Write out all lines holding the word "Significant".

--- Begin EXTRACTED ENTRIES ---

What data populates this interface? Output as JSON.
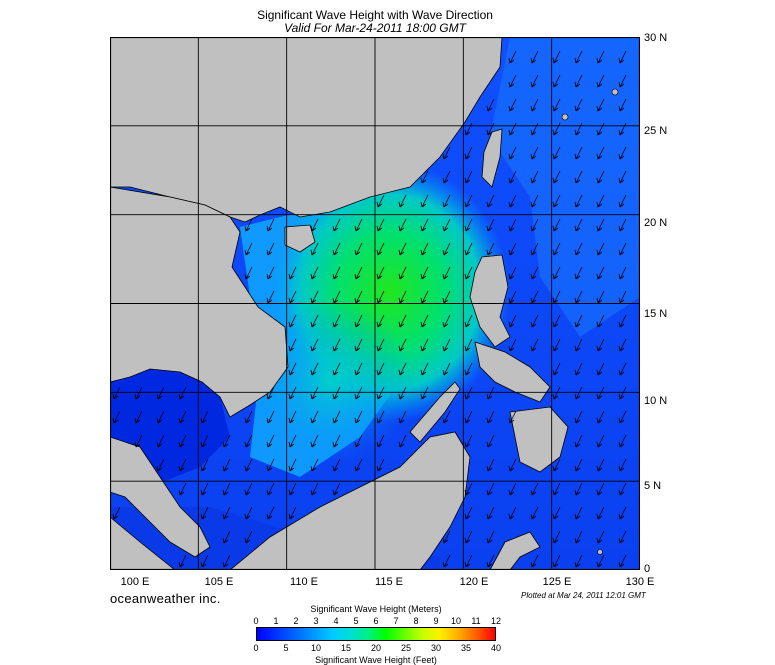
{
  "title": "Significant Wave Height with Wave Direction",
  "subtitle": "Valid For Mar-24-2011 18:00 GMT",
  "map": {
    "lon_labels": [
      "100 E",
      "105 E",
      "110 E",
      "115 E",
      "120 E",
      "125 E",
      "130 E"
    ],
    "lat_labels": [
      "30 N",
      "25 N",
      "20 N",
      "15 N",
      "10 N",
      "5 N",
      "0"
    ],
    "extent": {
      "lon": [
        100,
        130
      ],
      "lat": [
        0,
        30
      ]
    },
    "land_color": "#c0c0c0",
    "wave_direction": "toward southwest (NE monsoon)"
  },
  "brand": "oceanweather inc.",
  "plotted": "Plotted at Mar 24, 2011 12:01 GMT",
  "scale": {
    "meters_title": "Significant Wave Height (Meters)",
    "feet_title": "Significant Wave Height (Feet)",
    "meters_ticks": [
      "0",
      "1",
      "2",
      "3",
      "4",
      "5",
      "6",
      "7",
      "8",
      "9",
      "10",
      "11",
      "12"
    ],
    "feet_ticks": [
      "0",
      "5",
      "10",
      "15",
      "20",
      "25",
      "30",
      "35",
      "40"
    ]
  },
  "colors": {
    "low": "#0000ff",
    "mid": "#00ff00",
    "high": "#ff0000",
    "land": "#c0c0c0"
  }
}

--- End EXTRACTED ENTRIES ---
--- Begin EXTRACTED ENTRIES ---

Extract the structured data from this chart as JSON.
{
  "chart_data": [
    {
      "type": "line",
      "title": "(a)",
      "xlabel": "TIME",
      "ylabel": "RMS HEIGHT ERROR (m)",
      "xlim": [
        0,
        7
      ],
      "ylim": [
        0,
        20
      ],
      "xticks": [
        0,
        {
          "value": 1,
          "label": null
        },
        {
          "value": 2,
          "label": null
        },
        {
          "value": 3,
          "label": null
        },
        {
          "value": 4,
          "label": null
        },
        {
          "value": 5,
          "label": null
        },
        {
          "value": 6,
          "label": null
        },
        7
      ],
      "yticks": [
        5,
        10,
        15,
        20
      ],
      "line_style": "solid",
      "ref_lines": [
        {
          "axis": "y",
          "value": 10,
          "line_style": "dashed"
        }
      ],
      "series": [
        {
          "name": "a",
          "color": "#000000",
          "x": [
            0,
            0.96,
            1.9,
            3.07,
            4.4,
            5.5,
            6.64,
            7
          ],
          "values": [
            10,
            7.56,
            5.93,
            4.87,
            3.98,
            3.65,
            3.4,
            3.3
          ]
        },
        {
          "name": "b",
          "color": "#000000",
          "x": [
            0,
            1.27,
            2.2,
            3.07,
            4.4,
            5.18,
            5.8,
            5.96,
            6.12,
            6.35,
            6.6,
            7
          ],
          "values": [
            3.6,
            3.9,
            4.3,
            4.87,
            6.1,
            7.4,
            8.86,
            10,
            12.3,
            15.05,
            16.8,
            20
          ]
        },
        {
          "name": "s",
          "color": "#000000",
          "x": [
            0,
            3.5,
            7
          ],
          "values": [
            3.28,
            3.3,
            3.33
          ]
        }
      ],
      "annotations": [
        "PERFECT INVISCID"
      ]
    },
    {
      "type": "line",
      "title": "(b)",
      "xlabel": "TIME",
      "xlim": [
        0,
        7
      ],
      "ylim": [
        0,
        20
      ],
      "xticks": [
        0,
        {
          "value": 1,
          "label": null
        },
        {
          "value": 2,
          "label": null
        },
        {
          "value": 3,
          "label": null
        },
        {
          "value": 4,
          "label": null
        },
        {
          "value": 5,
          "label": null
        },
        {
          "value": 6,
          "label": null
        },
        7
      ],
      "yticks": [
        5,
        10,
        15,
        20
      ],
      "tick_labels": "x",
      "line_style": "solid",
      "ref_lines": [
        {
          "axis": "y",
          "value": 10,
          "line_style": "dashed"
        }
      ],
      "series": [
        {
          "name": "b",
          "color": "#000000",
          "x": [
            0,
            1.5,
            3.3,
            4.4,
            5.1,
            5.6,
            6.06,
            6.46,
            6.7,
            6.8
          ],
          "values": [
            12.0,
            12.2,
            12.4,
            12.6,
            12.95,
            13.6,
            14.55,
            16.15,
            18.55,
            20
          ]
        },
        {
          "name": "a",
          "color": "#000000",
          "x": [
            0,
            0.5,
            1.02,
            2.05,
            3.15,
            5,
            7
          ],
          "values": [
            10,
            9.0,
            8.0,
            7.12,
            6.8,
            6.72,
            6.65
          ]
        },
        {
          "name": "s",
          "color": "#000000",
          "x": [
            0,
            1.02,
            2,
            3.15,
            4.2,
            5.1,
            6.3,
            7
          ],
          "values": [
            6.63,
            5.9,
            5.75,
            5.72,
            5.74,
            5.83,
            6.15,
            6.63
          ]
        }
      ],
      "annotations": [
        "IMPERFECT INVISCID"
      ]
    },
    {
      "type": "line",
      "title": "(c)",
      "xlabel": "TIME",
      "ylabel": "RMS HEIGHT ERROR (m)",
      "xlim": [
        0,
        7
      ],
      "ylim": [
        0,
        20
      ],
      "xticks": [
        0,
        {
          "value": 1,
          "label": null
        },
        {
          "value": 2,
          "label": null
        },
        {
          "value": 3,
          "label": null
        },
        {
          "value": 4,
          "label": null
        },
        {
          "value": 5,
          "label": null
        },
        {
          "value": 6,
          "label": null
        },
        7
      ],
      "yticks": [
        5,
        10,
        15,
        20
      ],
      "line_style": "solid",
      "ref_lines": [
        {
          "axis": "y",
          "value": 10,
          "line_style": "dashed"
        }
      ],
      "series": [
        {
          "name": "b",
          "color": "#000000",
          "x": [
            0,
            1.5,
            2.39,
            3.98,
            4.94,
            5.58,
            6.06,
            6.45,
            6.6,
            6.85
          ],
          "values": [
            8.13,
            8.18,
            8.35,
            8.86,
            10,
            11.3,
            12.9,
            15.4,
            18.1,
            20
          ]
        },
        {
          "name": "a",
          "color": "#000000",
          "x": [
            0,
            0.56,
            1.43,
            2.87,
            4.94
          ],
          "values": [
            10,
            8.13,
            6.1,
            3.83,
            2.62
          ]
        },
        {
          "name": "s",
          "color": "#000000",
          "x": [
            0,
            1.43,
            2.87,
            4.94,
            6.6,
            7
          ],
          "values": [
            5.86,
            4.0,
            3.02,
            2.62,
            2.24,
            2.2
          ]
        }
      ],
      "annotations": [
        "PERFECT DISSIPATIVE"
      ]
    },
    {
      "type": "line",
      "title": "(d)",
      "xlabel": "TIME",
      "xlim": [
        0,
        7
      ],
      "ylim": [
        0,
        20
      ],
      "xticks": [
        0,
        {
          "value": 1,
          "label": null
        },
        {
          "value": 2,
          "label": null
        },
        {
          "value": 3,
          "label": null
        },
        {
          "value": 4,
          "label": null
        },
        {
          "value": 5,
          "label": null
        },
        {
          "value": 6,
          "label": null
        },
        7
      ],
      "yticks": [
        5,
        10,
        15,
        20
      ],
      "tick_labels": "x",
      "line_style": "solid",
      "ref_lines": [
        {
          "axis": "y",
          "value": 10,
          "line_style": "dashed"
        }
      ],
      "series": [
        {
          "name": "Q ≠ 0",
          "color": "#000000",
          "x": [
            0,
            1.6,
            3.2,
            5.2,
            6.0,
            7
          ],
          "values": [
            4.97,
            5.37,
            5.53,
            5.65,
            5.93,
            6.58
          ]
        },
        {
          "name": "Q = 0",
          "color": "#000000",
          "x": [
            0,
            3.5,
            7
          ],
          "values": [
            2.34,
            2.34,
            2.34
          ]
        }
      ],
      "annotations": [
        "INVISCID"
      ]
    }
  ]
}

--- End EXTRACTED ENTRIES ---

### WORKED SOLUTION
  "title": "Significant Wave Height with Wave Direction",
    "meters_title": "Significant Wave Height (Meters)",
    "feet_title": "Significant Wave Height (Feet)",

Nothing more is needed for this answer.